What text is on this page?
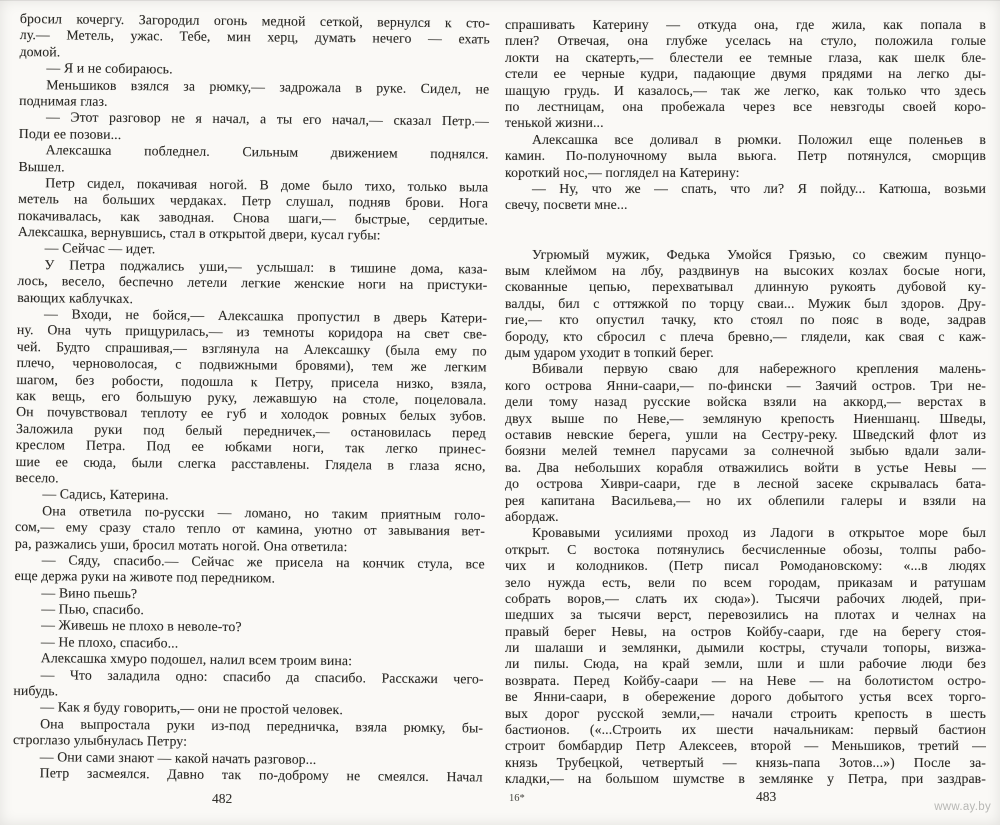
бросил кочергу. Загородил огонь медной сеткой, вернулся к сто-
лу.— Метель, ужас. Тебе, мин херц, думать нечего — ехать
домой.
— Я и не собираюсь.
Меньшиков взялся за рюмку,— задрожала в руке. Сидел, не
поднимая глаз.
— Этот разговор не я начал, а ты его начал,— сказал Петр.—
Поди ее позови...
Алексашка побледнел. Сильным движением поднялся.
Вышел.
Петр сидел, покачивая ногой. В доме было тихо, только выла
метель на больших чердаках. Петр слушал, подняв брови. Нога
покачивалась, как заводная. Снова шаги,— быстрые, сердитые.
Алексашка, вернувшись, стал в открытой двери, кусал губы:
— Сейчас — идет.
У Петра поджались уши,— услышал: в тишине дома, каза-
лось, весело, беспечно летели легкие женские ноги на пристуки-
вающих каблучках.
— Входи, не бойся,— Алексашка пропустил в дверь Катери-
ну. Она чуть прищурилась,— из темноты коридора на свет све-
чей. Будто спрашивая,— взглянула на Алексашку (была ему по
плечо, черноволосая, с подвижными бровями), тем же легким
шагом, без робости, подошла к Петру, присела низко, взяла,
как вещь, его большую руку, лежавшую на столе, поцеловала.
Он почувствовал теплоту ее губ и холодок ровных белых зубов.
Заложила руки под белый передничек,— остановилась перед
креслом Петра. Под ее юбками ноги, так легко принес-
шие ее сюда, были слегка расставлены. Глядела в глаза ясно,
весело.
— Садись, Катерина.
Она ответила по-русски — ломано, но таким приятным голо-
сом,— ему сразу стало тепло от камина, уютно от завывания вет-
ра, разжались уши, бросил мотать ногой. Она ответила:
— Сяду, спасибо.— Сейчас же присела на кончик стула, все
еще держа руки на животе под передником.
— Вино пьешь?
— Пью, спасибо.
— Живешь не плохо в неволе-то?
— Не плохо, спасибо...
Алексашка хмуро подошел, налил всем троим вина:
— Что заладила одно: спасибо да спасибо. Расскажи чего-
нибудь.
— Как я буду говорить,— они не простой человек.
Она выпростала руки из-под передничка, взяла рюмку, бы-
строглазо улыбнулась Петру:
— Они сами знают — какой начать разговор...
Петр засмеялся. Давно так по-доброму не смеялся. Начал
спрашивать Катерину — откуда она, где жила, как попала в
плен? Отвечая, она глубже уселась на стуло, положила голые
локти на скатерть,— блестели ее темные глаза, как шелк бле-
стели ее черные кудри, падающие двумя прядями на легко ды-
шащую грудь. И казалось,— так же легко, как только что здесь
по лестницам, она пробежала через все невзгоды своей коро-
тенькой жизни...
Алексашка все доливал в рюмки. Положил еще поленьев в
камин. По-полуночному выла вьюга. Петр потянулся, сморщив
короткий нос,— поглядел на Катерину:
— Ну, что же — спать, что ли? Я пойду... Катюша, возьми
свечу, посвети мне...
Угрюмый мужик, Федька Умойся Грязью, со свежим пунцо-
вым клеймом на лбу, раздвинув на высоких козлах босые ноги,
скованные цепью, перехватывал длинную рукоять дубовой ку-
валды, бил с оттяжкой по торцу сваи... Мужик был здоров. Дру-
гие,— кто опустил тачку, кто стоял по пояс в воде, задрав
бороду, кто сбросил с плеча бревно,— глядели, как свая с каж-
дым ударом уходит в топкий берег.
Вбивали первую сваю для набережного крепления малень-
кого острова Янни-саари,— по-фински — Заячий остров. Три не-
дели тому назад русские войска взяли на аккорд,— верстах в
двух выше по Неве,— земляную крепость Ниеншанц. Шведы,
оставив невские берега, ушли на Сестру-реку. Шведский флот из
боязни мелей темнел парусами за солнечной зыбью вдали зали-
ва. Два небольших корабля отважились войти в устье Невы —
до острова Хиври-саари, где в лесной засеке скрывалась бата-
рея капитана Васильева,— но их облепили галеры и взяли на
абордаж.
Кровавыми усилиями проход из Ладоги в открытое море был
открыт. С востока потянулись бесчисленные обозы, толпы рабо-
чих и колодников. (Петр писал Ромодановскому: «...в людях
зело нужда есть, вели по всем городам, приказам и ратушам
собрать воров,— слать их сюда»). Тысячи рабочих людей, при-
шедших за тысячи верст, перевозились на плотах и челнах на
правый берег Невы, на остров Койбу-саари, где на берегу стоя-
ли шалаши и землянки, дымили костры, стучали топоры, визжа-
ли пилы. Сюда, на край земли, шли и шли рабочие люди без
возврата. Перед Койбу-саари — на Неве — на болотистом остро-
ве Янни-саари, в обережение дорого добытого устья всех торго-
вых дорог русской земли,— начали строить крепость в шесть
бастионов. («...Строить их шести начальникам: первый бастион
строит бомбардир Петр Алексеев, второй — Меньшиков, третий —
князь Трубецкой, четвертый — князь-папа Зотов...») После за-
кладки,— на большом шумстве в землянке у Петра, при заздрав-
482	16*	483
www.ay.by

What the task requires: Find every line that has "рюмку" in it, then return those lines.

Answer to this problem:
Меньшиков взялся за рюмку,— задрожала в руке. Сидел, не
Она выпростала руки из-под передничка, взяла рюмку, бы-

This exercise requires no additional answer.